Begin
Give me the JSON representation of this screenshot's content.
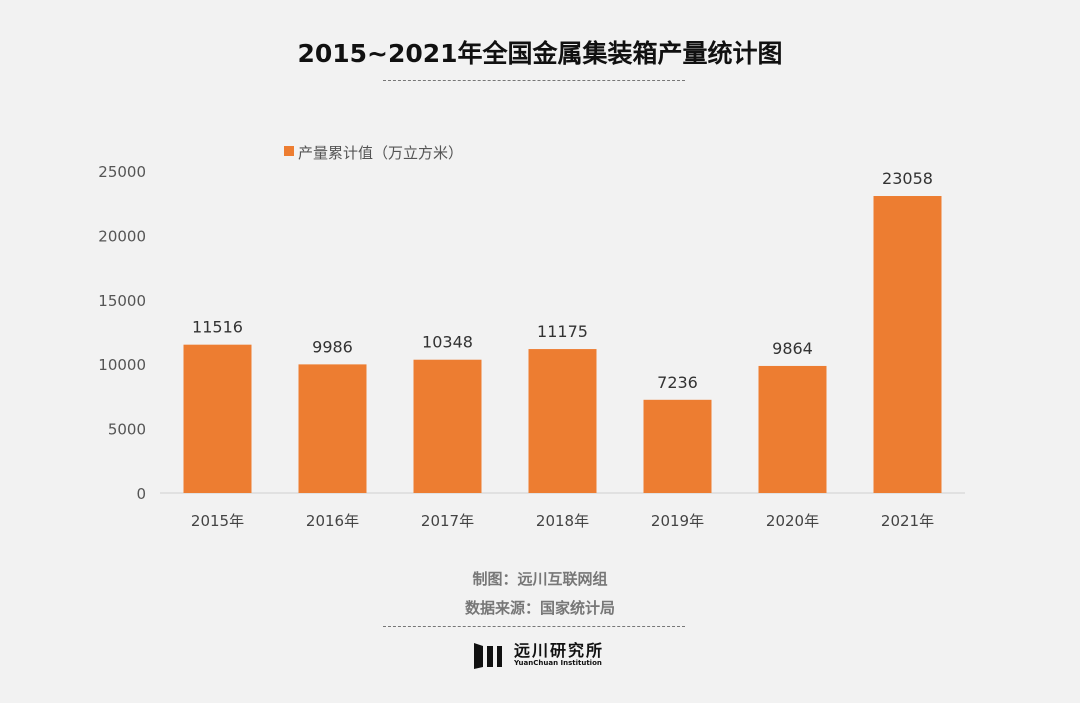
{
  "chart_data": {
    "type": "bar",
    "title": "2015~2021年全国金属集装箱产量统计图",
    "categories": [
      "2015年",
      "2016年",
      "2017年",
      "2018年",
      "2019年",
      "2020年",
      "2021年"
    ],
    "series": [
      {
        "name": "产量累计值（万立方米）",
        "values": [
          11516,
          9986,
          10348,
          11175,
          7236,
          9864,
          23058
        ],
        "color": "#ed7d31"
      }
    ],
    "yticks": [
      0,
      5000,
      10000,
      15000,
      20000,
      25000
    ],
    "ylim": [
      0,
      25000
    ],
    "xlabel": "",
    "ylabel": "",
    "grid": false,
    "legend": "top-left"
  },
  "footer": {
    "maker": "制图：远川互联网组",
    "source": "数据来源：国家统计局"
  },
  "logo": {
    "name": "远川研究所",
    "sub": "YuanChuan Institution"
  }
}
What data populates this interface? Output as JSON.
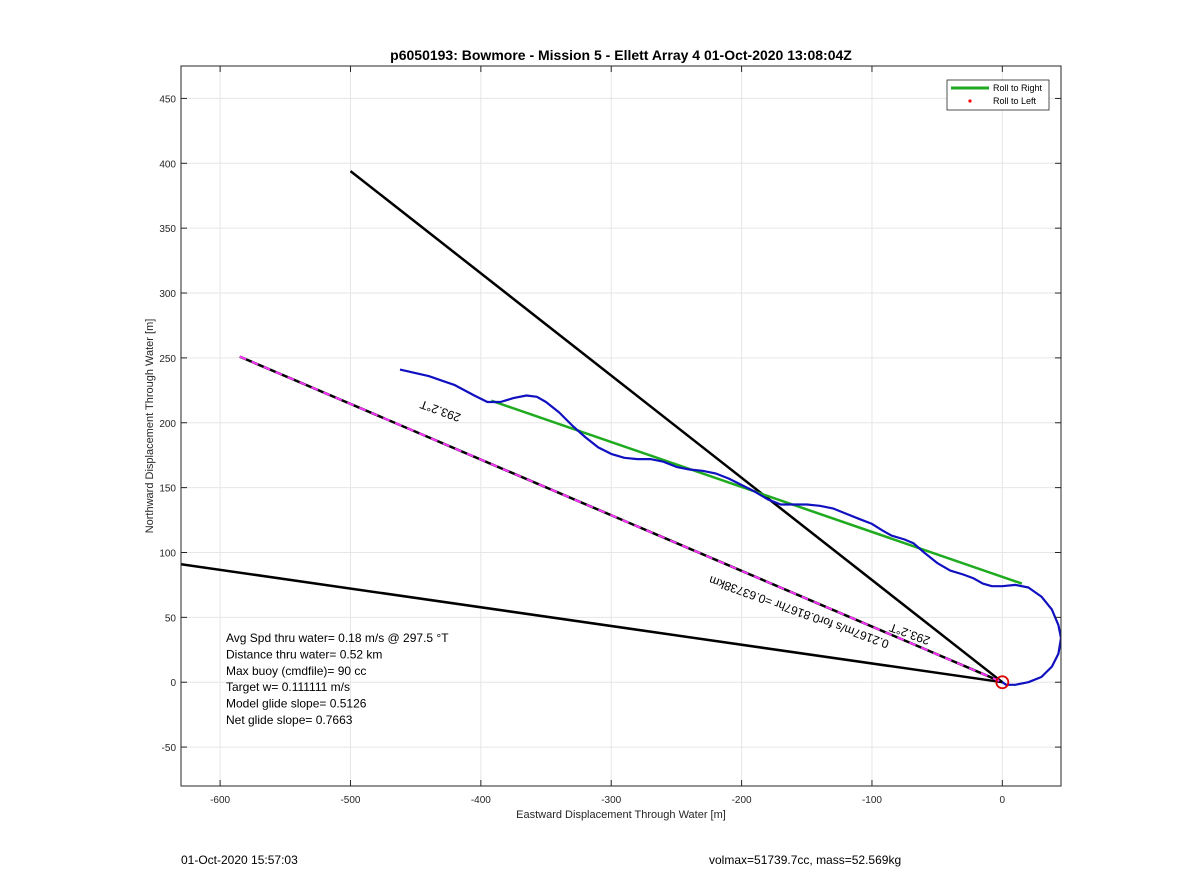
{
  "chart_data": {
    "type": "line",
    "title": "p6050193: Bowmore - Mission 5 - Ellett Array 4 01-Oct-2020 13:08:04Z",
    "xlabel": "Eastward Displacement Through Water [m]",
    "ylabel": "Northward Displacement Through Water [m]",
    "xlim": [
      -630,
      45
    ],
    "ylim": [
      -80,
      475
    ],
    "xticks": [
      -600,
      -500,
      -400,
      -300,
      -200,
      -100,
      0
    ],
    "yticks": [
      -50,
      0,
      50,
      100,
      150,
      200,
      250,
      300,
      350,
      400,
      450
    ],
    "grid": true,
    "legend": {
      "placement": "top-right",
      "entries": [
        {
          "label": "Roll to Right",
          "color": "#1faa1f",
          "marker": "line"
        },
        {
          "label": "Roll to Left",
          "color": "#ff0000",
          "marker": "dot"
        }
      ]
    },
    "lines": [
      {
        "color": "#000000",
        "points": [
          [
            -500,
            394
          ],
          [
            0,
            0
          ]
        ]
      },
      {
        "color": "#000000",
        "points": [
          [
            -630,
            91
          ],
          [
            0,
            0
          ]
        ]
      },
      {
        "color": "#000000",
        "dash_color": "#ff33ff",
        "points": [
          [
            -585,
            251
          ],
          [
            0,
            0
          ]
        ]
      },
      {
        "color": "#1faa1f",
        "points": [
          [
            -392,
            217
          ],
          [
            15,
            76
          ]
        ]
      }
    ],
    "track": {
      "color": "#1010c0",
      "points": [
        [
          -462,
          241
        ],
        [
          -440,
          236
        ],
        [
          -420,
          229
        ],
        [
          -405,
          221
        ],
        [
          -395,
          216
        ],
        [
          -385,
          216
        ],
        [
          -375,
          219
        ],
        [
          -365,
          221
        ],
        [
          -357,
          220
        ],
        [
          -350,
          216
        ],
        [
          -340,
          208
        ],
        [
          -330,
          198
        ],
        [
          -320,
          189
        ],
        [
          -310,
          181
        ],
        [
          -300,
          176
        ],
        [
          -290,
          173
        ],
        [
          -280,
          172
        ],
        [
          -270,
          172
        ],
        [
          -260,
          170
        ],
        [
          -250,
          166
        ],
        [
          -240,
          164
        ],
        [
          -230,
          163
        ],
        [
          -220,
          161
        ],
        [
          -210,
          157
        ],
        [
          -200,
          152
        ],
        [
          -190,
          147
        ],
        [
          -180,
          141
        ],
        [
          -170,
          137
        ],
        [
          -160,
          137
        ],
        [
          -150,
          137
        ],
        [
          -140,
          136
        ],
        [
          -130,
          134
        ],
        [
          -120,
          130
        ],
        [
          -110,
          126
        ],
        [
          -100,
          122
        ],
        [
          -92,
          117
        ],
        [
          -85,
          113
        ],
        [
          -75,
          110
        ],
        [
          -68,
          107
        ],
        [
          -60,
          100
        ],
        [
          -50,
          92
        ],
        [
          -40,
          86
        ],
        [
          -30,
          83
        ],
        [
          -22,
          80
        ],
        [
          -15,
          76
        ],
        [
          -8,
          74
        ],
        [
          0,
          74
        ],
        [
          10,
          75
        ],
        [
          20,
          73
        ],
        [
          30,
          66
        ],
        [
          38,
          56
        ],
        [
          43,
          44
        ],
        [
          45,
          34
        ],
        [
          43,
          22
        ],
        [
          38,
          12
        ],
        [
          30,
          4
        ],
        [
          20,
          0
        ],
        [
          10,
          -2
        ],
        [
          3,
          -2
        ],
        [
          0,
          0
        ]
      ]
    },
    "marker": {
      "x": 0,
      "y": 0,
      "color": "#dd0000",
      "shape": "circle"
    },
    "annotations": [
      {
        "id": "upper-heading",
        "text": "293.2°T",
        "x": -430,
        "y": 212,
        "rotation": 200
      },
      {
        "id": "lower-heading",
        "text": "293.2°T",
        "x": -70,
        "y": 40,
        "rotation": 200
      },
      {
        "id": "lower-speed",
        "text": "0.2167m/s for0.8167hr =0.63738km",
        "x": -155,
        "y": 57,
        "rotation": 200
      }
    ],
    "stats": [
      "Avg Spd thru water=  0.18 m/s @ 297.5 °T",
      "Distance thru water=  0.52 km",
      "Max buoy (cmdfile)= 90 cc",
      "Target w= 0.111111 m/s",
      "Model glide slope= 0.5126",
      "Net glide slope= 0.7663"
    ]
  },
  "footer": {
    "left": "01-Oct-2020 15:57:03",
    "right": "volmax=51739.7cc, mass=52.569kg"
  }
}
End
● **WHAT IS REQUIRED**:
All entries are to be retyped exactly. Omit any embedded images.

● **SOLUTION FOR THIS PROBLEM**:
Give me the JSON representation of this screenshot's content.
{
  "chart_data": {
    "type": "bar",
    "title": "2015~2021年全国金属集装箱产量统计图",
    "categories": [
      "2015年",
      "2016年",
      "2017年",
      "2018年",
      "2019年",
      "2020年",
      "2021年"
    ],
    "series": [
      {
        "name": "产量累计值（万立方米）",
        "values": [
          11516,
          9986,
          10348,
          11175,
          7236,
          9864,
          23058
        ],
        "color": "#ed7d31"
      }
    ],
    "yticks": [
      0,
      5000,
      10000,
      15000,
      20000,
      25000
    ],
    "ylim": [
      0,
      25000
    ],
    "xlabel": "",
    "ylabel": "",
    "grid": false,
    "legend": "top-left"
  },
  "footer": {
    "maker": "制图：远川互联网组",
    "source": "数据来源：国家统计局"
  },
  "logo": {
    "name": "远川研究所",
    "sub": "YuanChuan Institution"
  }
}
What data populates this interface? Output as JSON.
{
  "chart_data": {
    "type": "line",
    "title": "p6050193: Bowmore - Mission 5 - Ellett Array 4 01-Oct-2020 13:08:04Z",
    "xlabel": "Eastward Displacement Through Water [m]",
    "ylabel": "Northward Displacement Through Water [m]",
    "xlim": [
      -630,
      45
    ],
    "ylim": [
      -80,
      475
    ],
    "xticks": [
      -600,
      -500,
      -400,
      -300,
      -200,
      -100,
      0
    ],
    "yticks": [
      -50,
      0,
      50,
      100,
      150,
      200,
      250,
      300,
      350,
      400,
      450
    ],
    "grid": true,
    "legend": {
      "placement": "top-right",
      "entries": [
        {
          "label": "Roll to Right",
          "color": "#1faa1f",
          "marker": "line"
        },
        {
          "label": "Roll to Left",
          "color": "#ff0000",
          "marker": "dot"
        }
      ]
    },
    "lines": [
      {
        "color": "#000000",
        "points": [
          [
            -500,
            394
          ],
          [
            0,
            0
          ]
        ]
      },
      {
        "color": "#000000",
        "points": [
          [
            -630,
            91
          ],
          [
            0,
            0
          ]
        ]
      },
      {
        "color": "#000000",
        "dash_color": "#ff33ff",
        "points": [
          [
            -585,
            251
          ],
          [
            0,
            0
          ]
        ]
      },
      {
        "color": "#1faa1f",
        "points": [
          [
            -392,
            217
          ],
          [
            15,
            76
          ]
        ]
      }
    ],
    "track": {
      "color": "#1010c0",
      "points": [
        [
          -462,
          241
        ],
        [
          -440,
          236
        ],
        [
          -420,
          229
        ],
        [
          -405,
          221
        ],
        [
          -395,
          216
        ],
        [
          -385,
          216
        ],
        [
          -375,
          219
        ],
        [
          -365,
          221
        ],
        [
          -357,
          220
        ],
        [
          -350,
          216
        ],
        [
          -340,
          208
        ],
        [
          -330,
          198
        ],
        [
          -320,
          189
        ],
        [
          -310,
          181
        ],
        [
          -300,
          176
        ],
        [
          -290,
          173
        ],
        [
          -280,
          172
        ],
        [
          -270,
          172
        ],
        [
          -260,
          170
        ],
        [
          -250,
          166
        ],
        [
          -240,
          164
        ],
        [
          -230,
          163
        ],
        [
          -220,
          161
        ],
        [
          -210,
          157
        ],
        [
          -200,
          152
        ],
        [
          -190,
          147
        ],
        [
          -180,
          141
        ],
        [
          -170,
          137
        ],
        [
          -160,
          137
        ],
        [
          -150,
          137
        ],
        [
          -140,
          136
        ],
        [
          -130,
          134
        ],
        [
          -120,
          130
        ],
        [
          -110,
          126
        ],
        [
          -100,
          122
        ],
        [
          -92,
          117
        ],
        [
          -85,
          113
        ],
        [
          -75,
          110
        ],
        [
          -68,
          107
        ],
        [
          -60,
          100
        ],
        [
          -50,
          92
        ],
        [
          -40,
          86
        ],
        [
          -30,
          83
        ],
        [
          -22,
          80
        ],
        [
          -15,
          76
        ],
        [
          -8,
          74
        ],
        [
          0,
          74
        ],
        [
          10,
          75
        ],
        [
          20,
          73
        ],
        [
          30,
          66
        ],
        [
          38,
          56
        ],
        [
          43,
          44
        ],
        [
          45,
          34
        ],
        [
          43,
          22
        ],
        [
          38,
          12
        ],
        [
          30,
          4
        ],
        [
          20,
          0
        ],
        [
          10,
          -2
        ],
        [
          3,
          -2
        ],
        [
          0,
          0
        ]
      ]
    },
    "marker": {
      "x": 0,
      "y": 0,
      "color": "#dd0000",
      "shape": "circle"
    },
    "annotations": [
      {
        "id": "upper-heading",
        "text": "293.2°T",
        "x": -430,
        "y": 212,
        "rotation": 200
      },
      {
        "id": "lower-heading",
        "text": "293.2°T",
        "x": -70,
        "y": 40,
        "rotation": 200
      },
      {
        "id": "lower-speed",
        "text": "0.2167m/s for0.8167hr =0.63738km",
        "x": -155,
        "y": 57,
        "rotation": 200
      }
    ],
    "stats": [
      "Avg Spd thru water=  0.18 m/s @ 297.5 °T",
      "Distance thru water=  0.52 km",
      "Max buoy (cmdfile)= 90 cc",
      "Target w= 0.111111 m/s",
      "Model glide slope= 0.5126",
      "Net glide slope= 0.7663"
    ]
  },
  "footer": {
    "left": "01-Oct-2020 15:57:03",
    "right": "volmax=51739.7cc, mass=52.569kg"
  }
}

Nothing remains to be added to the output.